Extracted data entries
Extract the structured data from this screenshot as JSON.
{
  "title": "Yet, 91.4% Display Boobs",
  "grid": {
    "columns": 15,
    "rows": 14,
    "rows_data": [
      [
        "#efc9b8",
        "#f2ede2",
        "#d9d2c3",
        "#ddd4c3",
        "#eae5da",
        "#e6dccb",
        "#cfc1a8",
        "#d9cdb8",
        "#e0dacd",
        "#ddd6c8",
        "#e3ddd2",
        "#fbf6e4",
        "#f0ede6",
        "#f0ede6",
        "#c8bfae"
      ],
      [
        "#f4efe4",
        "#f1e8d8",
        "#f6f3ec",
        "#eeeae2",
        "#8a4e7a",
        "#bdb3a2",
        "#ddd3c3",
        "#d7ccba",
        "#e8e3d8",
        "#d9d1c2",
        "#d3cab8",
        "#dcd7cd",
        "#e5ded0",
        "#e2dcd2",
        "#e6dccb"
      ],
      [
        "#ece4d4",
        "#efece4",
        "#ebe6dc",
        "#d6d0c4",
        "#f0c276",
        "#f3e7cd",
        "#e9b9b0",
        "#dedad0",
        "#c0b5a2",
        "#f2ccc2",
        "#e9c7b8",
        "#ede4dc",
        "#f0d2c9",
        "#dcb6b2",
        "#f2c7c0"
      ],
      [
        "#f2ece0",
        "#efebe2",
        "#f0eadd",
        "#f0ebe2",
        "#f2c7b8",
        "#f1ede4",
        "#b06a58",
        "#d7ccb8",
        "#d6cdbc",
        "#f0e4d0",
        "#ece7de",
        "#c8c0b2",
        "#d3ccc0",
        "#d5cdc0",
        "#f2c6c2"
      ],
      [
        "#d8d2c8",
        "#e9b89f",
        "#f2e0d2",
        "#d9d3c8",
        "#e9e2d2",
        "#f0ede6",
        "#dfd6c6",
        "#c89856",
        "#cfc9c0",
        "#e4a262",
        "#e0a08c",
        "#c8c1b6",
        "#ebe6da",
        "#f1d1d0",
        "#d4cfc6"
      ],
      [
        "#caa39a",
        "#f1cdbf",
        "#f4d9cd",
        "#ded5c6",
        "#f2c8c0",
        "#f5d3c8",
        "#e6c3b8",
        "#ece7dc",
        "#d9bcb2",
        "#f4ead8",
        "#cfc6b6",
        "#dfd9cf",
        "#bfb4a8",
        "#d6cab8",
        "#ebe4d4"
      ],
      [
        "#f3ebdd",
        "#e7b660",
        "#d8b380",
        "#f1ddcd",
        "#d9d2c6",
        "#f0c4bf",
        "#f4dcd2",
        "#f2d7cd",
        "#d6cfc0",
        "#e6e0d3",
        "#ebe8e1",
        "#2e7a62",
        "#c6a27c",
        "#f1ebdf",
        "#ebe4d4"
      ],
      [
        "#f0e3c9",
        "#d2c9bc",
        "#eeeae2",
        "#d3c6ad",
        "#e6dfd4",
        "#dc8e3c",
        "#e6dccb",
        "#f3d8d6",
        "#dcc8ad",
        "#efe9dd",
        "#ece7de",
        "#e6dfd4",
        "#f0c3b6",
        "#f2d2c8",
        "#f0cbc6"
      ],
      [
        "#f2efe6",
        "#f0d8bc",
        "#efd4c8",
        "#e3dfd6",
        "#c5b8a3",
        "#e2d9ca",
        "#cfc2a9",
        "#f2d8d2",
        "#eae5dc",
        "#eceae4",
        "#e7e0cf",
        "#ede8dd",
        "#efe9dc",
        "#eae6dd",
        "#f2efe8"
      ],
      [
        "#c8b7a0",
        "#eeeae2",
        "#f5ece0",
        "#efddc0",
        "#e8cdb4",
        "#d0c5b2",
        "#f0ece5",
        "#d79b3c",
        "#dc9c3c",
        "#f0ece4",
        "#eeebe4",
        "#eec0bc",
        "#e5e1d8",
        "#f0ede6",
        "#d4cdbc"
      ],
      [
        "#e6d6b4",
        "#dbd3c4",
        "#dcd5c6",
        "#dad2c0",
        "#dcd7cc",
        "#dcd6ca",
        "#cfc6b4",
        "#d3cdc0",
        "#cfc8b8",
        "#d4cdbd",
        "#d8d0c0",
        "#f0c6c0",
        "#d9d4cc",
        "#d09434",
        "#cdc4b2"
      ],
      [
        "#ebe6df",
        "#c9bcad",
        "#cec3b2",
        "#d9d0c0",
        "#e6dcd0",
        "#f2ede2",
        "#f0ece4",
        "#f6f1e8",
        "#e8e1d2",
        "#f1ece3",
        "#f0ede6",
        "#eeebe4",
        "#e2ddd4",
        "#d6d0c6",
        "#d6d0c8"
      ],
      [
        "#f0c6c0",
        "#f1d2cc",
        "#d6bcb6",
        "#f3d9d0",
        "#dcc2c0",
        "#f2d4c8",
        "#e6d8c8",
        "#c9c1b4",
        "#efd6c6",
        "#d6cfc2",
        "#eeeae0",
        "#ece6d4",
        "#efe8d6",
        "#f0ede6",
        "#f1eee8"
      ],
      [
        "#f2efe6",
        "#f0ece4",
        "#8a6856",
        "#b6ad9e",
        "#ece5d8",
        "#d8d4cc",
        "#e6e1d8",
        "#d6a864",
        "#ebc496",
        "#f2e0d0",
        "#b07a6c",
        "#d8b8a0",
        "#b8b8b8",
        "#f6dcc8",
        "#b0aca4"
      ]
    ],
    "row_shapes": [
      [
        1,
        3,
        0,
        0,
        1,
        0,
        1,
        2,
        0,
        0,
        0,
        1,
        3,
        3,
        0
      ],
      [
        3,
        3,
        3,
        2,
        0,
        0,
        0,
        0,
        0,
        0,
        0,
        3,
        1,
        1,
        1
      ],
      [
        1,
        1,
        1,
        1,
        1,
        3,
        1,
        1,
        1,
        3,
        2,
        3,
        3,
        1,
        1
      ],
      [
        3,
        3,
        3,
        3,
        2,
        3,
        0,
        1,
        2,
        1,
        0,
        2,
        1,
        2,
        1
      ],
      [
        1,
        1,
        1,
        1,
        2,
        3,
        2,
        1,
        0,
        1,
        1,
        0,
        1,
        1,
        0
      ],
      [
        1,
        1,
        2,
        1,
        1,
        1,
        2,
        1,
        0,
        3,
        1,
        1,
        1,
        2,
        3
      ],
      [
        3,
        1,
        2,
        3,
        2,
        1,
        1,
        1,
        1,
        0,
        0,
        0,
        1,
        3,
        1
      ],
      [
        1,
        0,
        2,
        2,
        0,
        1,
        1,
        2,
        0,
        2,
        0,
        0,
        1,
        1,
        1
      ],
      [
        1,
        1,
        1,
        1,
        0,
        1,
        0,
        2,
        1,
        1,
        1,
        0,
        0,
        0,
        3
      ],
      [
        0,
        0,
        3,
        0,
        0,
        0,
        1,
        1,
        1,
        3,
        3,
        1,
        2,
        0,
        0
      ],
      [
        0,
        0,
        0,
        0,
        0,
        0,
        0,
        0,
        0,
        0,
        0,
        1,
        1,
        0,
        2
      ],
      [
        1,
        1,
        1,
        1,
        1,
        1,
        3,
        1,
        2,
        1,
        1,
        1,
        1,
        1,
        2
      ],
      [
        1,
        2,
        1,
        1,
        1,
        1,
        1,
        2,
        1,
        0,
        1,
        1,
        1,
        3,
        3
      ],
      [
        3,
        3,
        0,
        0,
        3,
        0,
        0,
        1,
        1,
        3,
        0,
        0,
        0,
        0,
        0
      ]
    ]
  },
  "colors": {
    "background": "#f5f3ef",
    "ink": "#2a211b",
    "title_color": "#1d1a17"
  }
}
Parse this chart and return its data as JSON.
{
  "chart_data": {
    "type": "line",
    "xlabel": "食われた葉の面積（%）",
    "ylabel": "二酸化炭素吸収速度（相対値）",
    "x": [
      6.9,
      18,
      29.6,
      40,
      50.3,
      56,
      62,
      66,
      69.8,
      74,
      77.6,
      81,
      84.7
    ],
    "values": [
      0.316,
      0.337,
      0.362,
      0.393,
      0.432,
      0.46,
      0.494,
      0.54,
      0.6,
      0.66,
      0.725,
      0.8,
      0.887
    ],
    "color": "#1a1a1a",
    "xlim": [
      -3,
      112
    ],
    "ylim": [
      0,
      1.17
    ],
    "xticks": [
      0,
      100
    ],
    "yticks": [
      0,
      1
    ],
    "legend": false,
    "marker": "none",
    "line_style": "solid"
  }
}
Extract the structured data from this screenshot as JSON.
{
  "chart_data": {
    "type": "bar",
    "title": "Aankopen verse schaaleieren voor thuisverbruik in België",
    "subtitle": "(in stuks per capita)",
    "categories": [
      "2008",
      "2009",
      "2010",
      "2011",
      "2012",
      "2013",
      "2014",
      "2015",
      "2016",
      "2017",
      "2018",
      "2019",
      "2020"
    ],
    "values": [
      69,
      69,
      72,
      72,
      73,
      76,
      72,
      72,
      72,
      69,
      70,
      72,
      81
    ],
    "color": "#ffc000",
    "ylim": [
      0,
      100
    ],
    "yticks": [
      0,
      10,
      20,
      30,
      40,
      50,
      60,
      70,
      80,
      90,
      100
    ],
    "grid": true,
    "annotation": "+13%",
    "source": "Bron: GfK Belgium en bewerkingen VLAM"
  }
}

● **Aim of the exercise**
Repeat exactly the lines above, starting with the line that contains "Parse this chart and return its data as JSON." and ending with the last line, both included, and nothing else.

● **Answer to the exercise**
Parse this chart and return its data as JSON.
{
  "chart_data": {
    "type": "line",
    "xlabel": "食われた葉の面積（%）",
    "ylabel": "二酸化炭素吸収速度（相対値）",
    "x": [
      6.9,
      18,
      29.6,
      40,
      50.3,
      56,
      62,
      66,
      69.8,
      74,
      77.6,
      81,
      84.7
    ],
    "values": [
      0.316,
      0.337,
      0.362,
      0.393,
      0.432,
      0.46,
      0.494,
      0.54,
      0.6,
      0.66,
      0.725,
      0.8,
      0.887
    ],
    "color": "#1a1a1a",
    "xlim": [
      -3,
      112
    ],
    "ylim": [
      0,
      1.17
    ],
    "xticks": [
      0,
      100
    ],
    "yticks": [
      0,
      1
    ],
    "legend": false,
    "marker": "none",
    "line_style": "solid"
  }
}
Extract the structured data from this screenshot as JSON.
{
  "chart_data": {
    "type": "bar",
    "title": "Aankopen verse schaaleieren voor thuisverbruik in België",
    "subtitle": "(in stuks per capita)",
    "categories": [
      "2008",
      "2009",
      "2010",
      "2011",
      "2012",
      "2013",
      "2014",
      "2015",
      "2016",
      "2017",
      "2018",
      "2019",
      "2020"
    ],
    "values": [
      69,
      69,
      72,
      72,
      73,
      76,
      72,
      72,
      72,
      69,
      70,
      72,
      81
    ],
    "color": "#ffc000",
    "ylim": [
      0,
      100
    ],
    "yticks": [
      0,
      10,
      20,
      30,
      40,
      50,
      60,
      70,
      80,
      90,
      100
    ],
    "grid": true,
    "annotation": "+13%",
    "source": "Bron: GfK Belgium en bewerkingen VLAM"
  }
}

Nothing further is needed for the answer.